(Stored records)
>> BEGIN

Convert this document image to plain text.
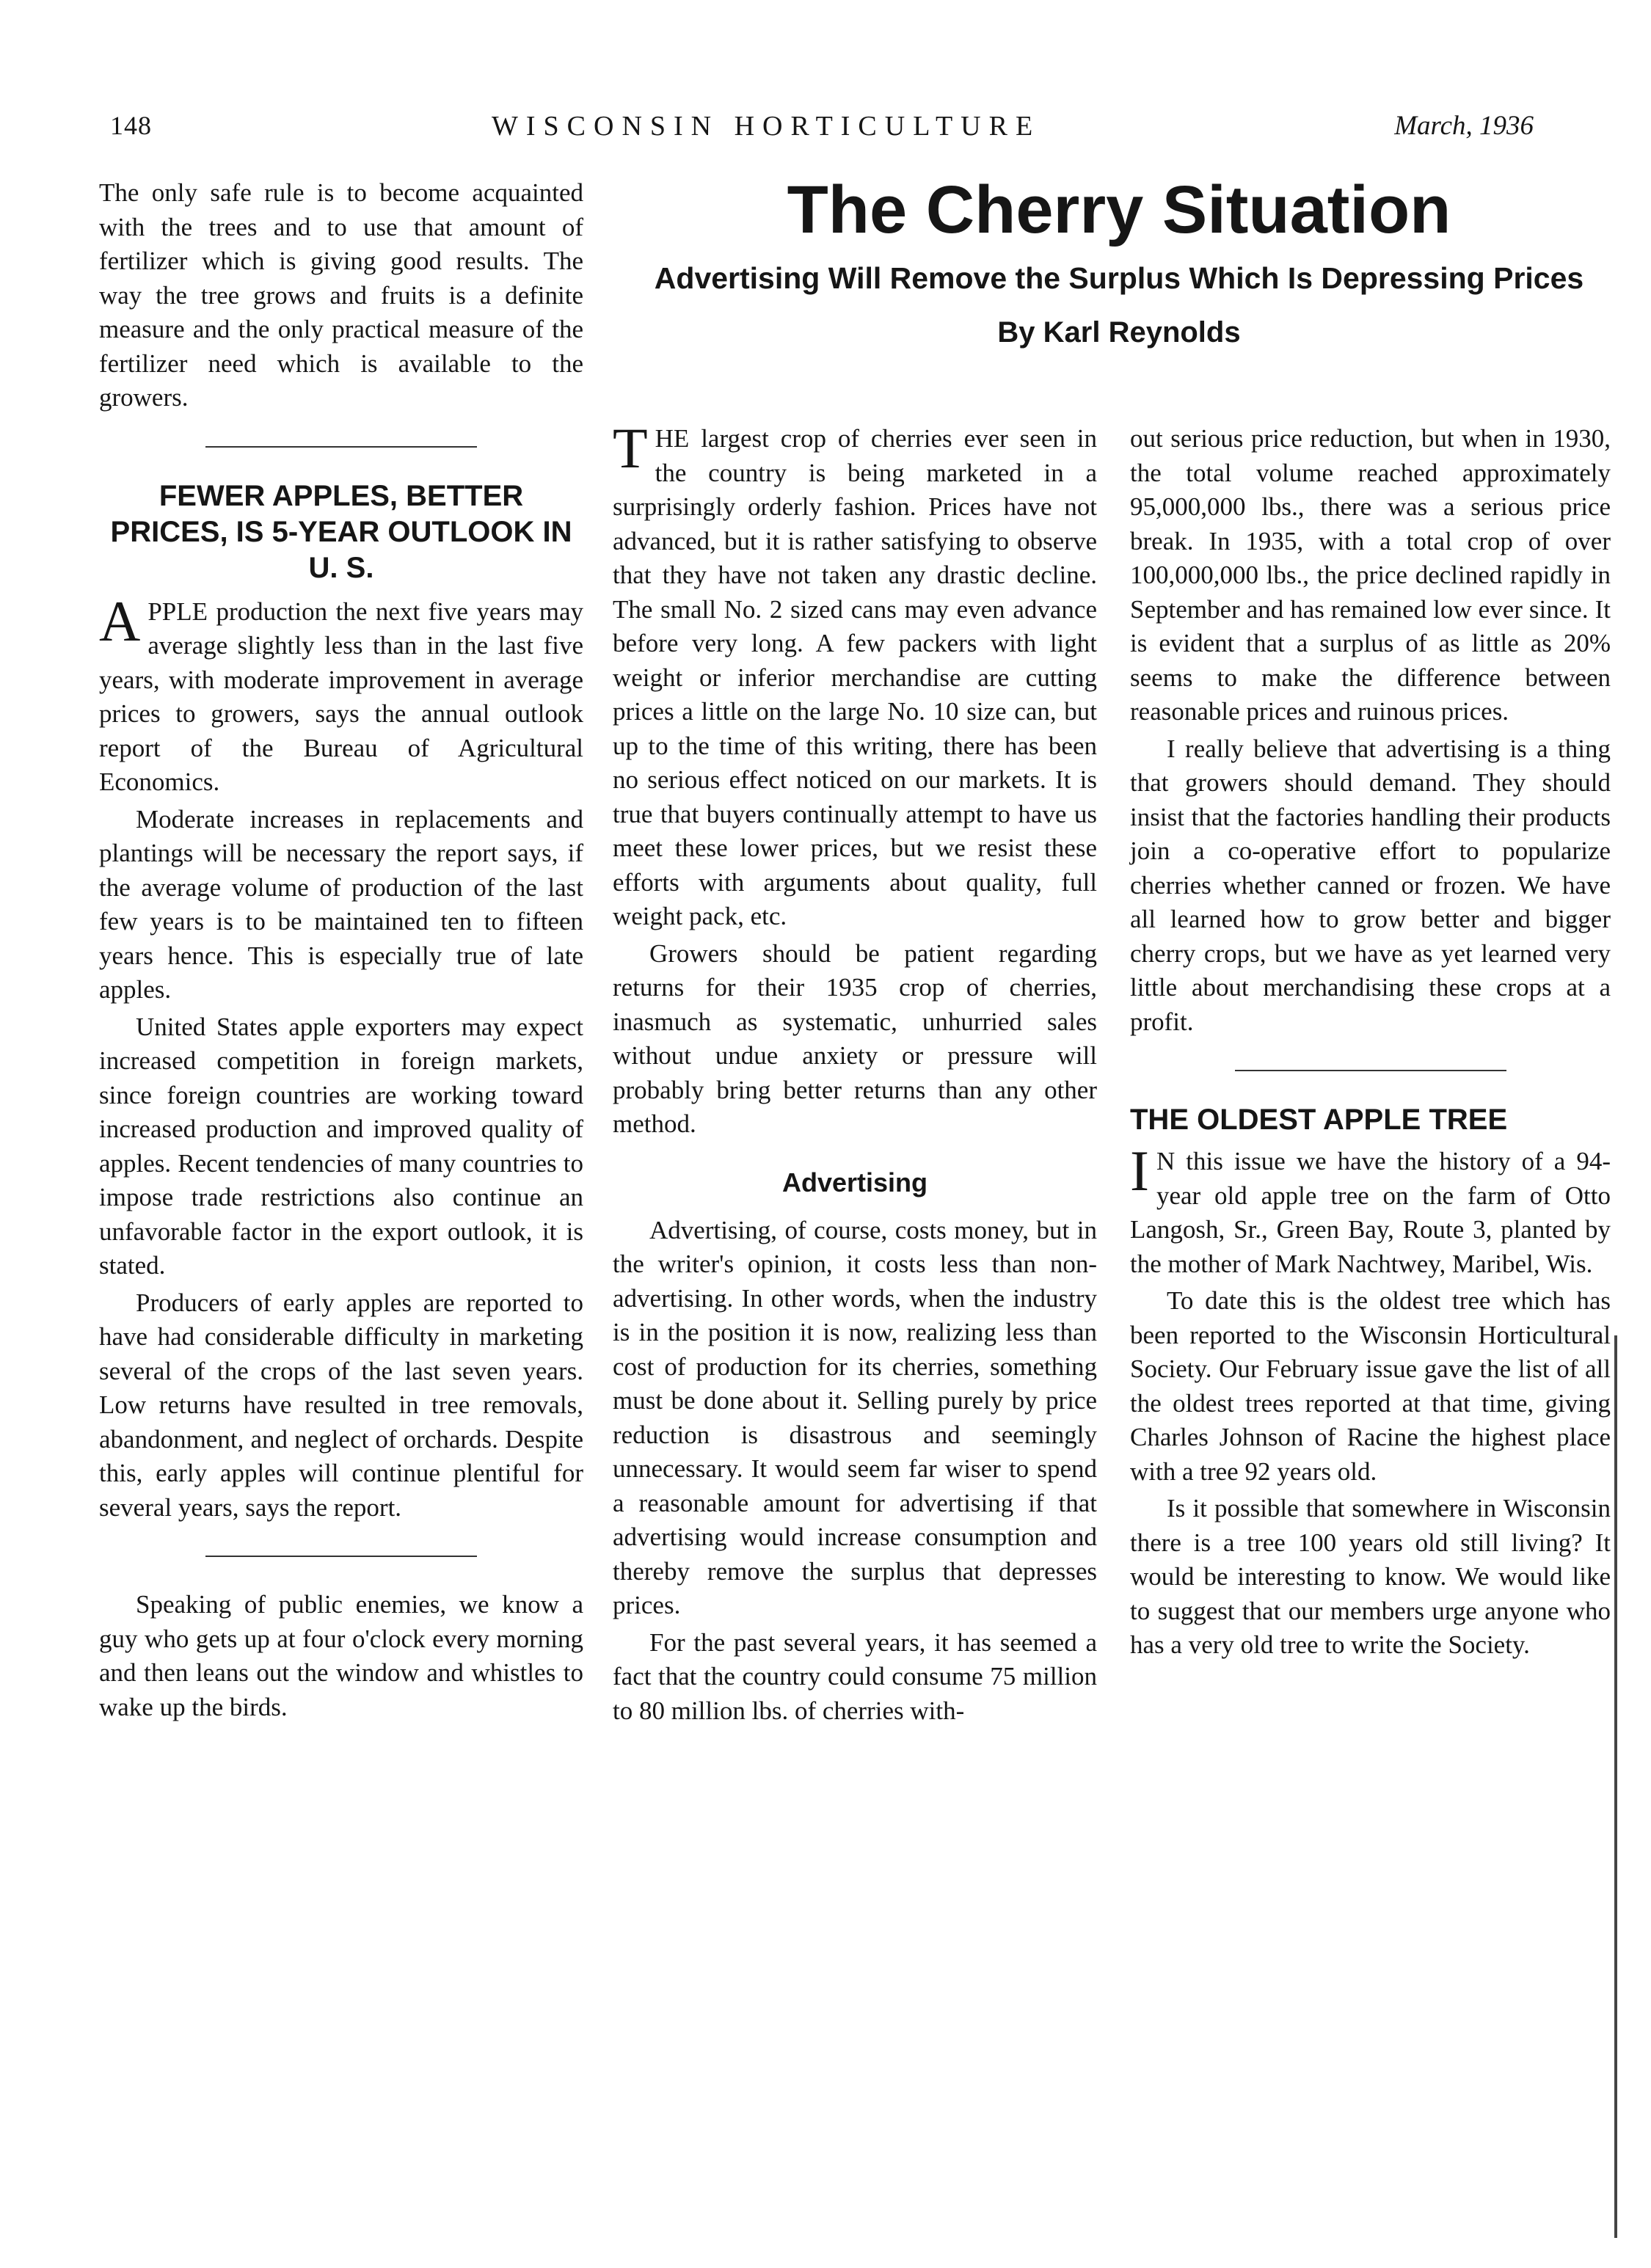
148	WISCONSIN HORTICULTURE	March, 1936

The only safe rule is to become acquainted with the trees and to use that amount of fertilizer which is giving good results. The way the tree grows and fruits is a definite measure and the only practical measure of the fertilizer need which is available to the growers.

FEWER APPLES, BETTER PRICES, IS 5-YEAR OUTLOOK IN U. S.

APPLE production the next five years may average slightly less than in the last five years, with moderate improvement in average prices to growers, says the annual outlook report of the Bureau of Agricultural Economics.

Moderate increases in replacements and plantings will be necessary the report says, if the average volume of production of the last few years is to be maintained ten to fifteen years hence. This is especially true of late apples.

United States apple exporters may expect increased competition in foreign markets, since foreign countries are working toward increased production and improved quality of apples. Recent tendencies of many countries to impose trade restrictions also continue an unfavorable factor in the export outlook, it is stated.

Producers of early apples are reported to have had considerable difficulty in marketing several of the crops of the last seven years. Low returns have resulted in tree removals, abandonment, and neglect of orchards. Despite this, early apples will continue plentiful for several years, says the report.

Speaking of public enemies, we know a guy who gets up at four o'clock every morning and then leans out the window and whistles to wake up the birds.

The Cherry Situation
Advertising Will Remove the Surplus Which Is Depressing Prices
By Karl Reynolds

THE largest crop of cherries ever seen in the country is being marketed in a surprisingly orderly fashion. Prices have not advanced, but it is rather satisfying to observe that they have not taken any drastic decline. The small No. 2 sized cans may even advance before very long. A few packers with light weight or inferior merchandise are cutting prices a little on the large No. 10 size can, but up to the time of this writing, there has been no serious effect noticed on our markets. It is true that buyers continually attempt to have us meet these lower prices, but we resist these efforts with arguments about quality, full weight pack, etc.

Growers should be patient regarding returns for their 1935 crop of cherries, inasmuch as systematic, unhurried sales without undue anxiety or pressure will probably bring better returns than any other method.

Advertising

Advertising, of course, costs money, but in the writer's opinion, it costs less than non-advertising. In other words, when the industry is in the position it is now, realizing less than cost of production for its cherries, something must be done about it. Selling purely by price reduction is disastrous and seemingly unnecessary. It would seem far wiser to spend a reasonable amount for advertising if that advertising would increase consumption and thereby remove the surplus that depresses prices.

For the past several years, it has seemed a fact that the country could consume 75 million to 80 million lbs. of cherries with-

out serious price reduction, but when in 1930, the total volume reached approximately 95,000,000 lbs., there was a serious price break. In 1935, with a total crop of over 100,000,000 lbs., the price declined rapidly in September and has remained low ever since. It is evident that a surplus of as little as 20% seems to make the difference between reasonable prices and ruinous prices.

I really believe that advertising is a thing that growers should demand. They should insist that the factories handling their products join a co-operative effort to popularize cherries whether canned or frozen. We have all learned how to grow better and bigger cherry crops, but we have as yet learned very little about merchandising these crops at a profit.

THE OLDEST APPLE TREE

I N this issue we have the history of a 94-year old apple tree on the farm of Otto Langosh, Sr., Green Bay, Route 3, planted by the mother of Mark Nachtwey, Maribel, Wis.

To date this is the oldest tree which has been reported to the Wisconsin Horticultural Society. Our February issue gave the list of all the oldest trees reported at that time, giving Charles Johnson of Racine the highest place with a tree 92 years old.

Is it possible that somewhere in Wisconsin there is a tree 100 years old still living? It would be interesting to know. We would like to suggest that our members urge anyone who has a very old tree to write the Society.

>> END

Write out the whole listing exactly, and drop the pictures.

● **The completed task**
Convert this document image to plain text.
148	WISCONSIN HORTICULTURE	March, 1936

The only safe rule is to become acquainted with the trees and to use that amount of fertilizer which is giving good results. The way the tree grows and fruits is a definite measure and the only practical measure of the fertilizer need which is available to the growers.

FEWER APPLES, BETTER PRICES, IS 5-YEAR OUTLOOK IN U. S.

APPLE production the next five years may average slightly less than in the last five years, with moderate improvement in average prices to growers, says the annual outlook report of the Bureau of Agricultural Economics.

Moderate increases in replacements and plantings will be necessary the report says, if the average volume of production of the last few years is to be maintained ten to fifteen years hence. This is especially true of late apples.

United States apple exporters may expect increased competition in foreign markets, since foreign countries are working toward increased production and improved quality of apples. Recent tendencies of many countries to impose trade restrictions also continue an unfavorable factor in the export outlook, it is stated.

Producers of early apples are reported to have had considerable difficulty in marketing several of the crops of the last seven years. Low returns have resulted in tree removals, abandonment, and neglect of orchards. Despite this, early apples will continue plentiful for several years, says the report.

Speaking of public enemies, we know a guy who gets up at four o'clock every morning and then leans out the window and whistles to wake up the birds.

The Cherry Situation
Advertising Will Remove the Surplus Which Is Depressing Prices
By Karl Reynolds

THE largest crop of cherries ever seen in the country is being marketed in a surprisingly orderly fashion. Prices have not advanced, but it is rather satisfying to observe that they have not taken any drastic decline. The small No. 2 sized cans may even advance before very long. A few packers with light weight or inferior merchandise are cutting prices a little on the large No. 10 size can, but up to the time of this writing, there has been no serious effect noticed on our markets. It is true that buyers continually attempt to have us meet these lower prices, but we resist these efforts with arguments about quality, full weight pack, etc.

Growers should be patient regarding returns for their 1935 crop of cherries, inasmuch as systematic, unhurried sales without undue anxiety or pressure will probably bring better returns than any other method.

Advertising

Advertising, of course, costs money, but in the writer's opinion, it costs less than non-advertising. In other words, when the industry is in the position it is now, realizing less than cost of production for its cherries, something must be done about it. Selling purely by price reduction is disastrous and seemingly unnecessary. It would seem far wiser to spend a reasonable amount for advertising if that advertising would increase consumption and thereby remove the surplus that depresses prices.

For the past several years, it has seemed a fact that the country could consume 75 million to 80 million lbs. of cherries with-

out serious price reduction, but when in 1930, the total volume reached approximately 95,000,000 lbs., there was a serious price break. In 1935, with a total crop of over 100,000,000 lbs., the price declined rapidly in September and has remained low ever since. It is evident that a surplus of as little as 20% seems to make the difference between reasonable prices and ruinous prices.

I really believe that advertising is a thing that growers should demand. They should insist that the factories handling their products join a co-operative effort to popularize cherries whether canned or frozen. We have all learned how to grow better and bigger cherry crops, but we have as yet learned very little about merchandising these crops at a profit.

THE OLDEST APPLE TREE

I N this issue we have the history of a 94-year old apple tree on the farm of Otto Langosh, Sr., Green Bay, Route 3, planted by the mother of Mark Nachtwey, Maribel, Wis.

To date this is the oldest tree which has been reported to the Wisconsin Horticultural Society. Our February issue gave the list of all the oldest trees reported at that time, giving Charles Johnson of Racine the highest place with a tree 92 years old.

Is it possible that somewhere in Wisconsin there is a tree 100 years old still living? It would be interesting to know. We would like to suggest that our members urge anyone who has a very old tree to write the Society.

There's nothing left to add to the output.